### EXTRACTED MATERIAL
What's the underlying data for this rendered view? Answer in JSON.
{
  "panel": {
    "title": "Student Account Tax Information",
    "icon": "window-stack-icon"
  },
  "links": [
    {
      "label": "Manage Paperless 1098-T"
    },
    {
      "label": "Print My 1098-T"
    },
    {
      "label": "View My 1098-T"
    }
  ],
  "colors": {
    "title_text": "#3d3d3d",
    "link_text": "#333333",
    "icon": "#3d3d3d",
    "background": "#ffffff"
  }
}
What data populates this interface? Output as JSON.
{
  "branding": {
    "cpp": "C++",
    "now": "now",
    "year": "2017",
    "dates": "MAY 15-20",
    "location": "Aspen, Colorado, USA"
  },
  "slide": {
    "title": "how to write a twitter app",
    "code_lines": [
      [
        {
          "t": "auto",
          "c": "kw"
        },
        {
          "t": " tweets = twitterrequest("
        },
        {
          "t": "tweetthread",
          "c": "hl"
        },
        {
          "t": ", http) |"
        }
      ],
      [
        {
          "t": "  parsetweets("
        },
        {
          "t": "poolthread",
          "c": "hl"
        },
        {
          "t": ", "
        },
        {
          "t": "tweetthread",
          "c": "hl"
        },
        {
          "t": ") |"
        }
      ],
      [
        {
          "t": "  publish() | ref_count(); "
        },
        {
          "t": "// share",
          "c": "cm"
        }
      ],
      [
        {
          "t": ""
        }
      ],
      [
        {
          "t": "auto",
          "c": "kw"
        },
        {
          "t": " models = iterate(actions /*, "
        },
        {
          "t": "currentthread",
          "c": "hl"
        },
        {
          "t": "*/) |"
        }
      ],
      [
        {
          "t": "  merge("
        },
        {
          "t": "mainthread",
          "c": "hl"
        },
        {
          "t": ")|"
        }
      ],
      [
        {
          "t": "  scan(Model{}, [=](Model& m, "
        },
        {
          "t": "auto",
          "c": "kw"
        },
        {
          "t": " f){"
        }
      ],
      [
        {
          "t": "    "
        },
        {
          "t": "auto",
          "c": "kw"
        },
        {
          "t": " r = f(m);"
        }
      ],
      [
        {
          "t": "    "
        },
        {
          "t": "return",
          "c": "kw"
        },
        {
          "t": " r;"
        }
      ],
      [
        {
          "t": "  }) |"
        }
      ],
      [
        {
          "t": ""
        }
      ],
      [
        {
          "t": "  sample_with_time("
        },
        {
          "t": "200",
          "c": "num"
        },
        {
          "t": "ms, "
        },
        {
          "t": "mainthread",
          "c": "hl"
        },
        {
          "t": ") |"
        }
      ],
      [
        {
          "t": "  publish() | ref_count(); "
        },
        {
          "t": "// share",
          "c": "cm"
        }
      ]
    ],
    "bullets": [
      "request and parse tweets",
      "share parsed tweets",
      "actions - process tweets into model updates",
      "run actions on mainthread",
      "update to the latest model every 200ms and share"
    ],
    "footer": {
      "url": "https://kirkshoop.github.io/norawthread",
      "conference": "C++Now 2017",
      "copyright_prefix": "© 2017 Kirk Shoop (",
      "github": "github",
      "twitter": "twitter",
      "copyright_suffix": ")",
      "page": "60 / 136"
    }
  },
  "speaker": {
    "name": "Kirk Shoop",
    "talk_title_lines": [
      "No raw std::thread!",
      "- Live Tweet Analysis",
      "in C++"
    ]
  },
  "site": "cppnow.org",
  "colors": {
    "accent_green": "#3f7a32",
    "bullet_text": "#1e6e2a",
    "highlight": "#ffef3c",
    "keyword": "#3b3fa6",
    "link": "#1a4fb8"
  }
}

### GOAL
Check the data for the word "this" and pull out the lines that have it.

### REPLY TO THE EXERCISE
What's the underlying data for this rendered view? Answer in JSON.
What data populates this interface? Output as JSON.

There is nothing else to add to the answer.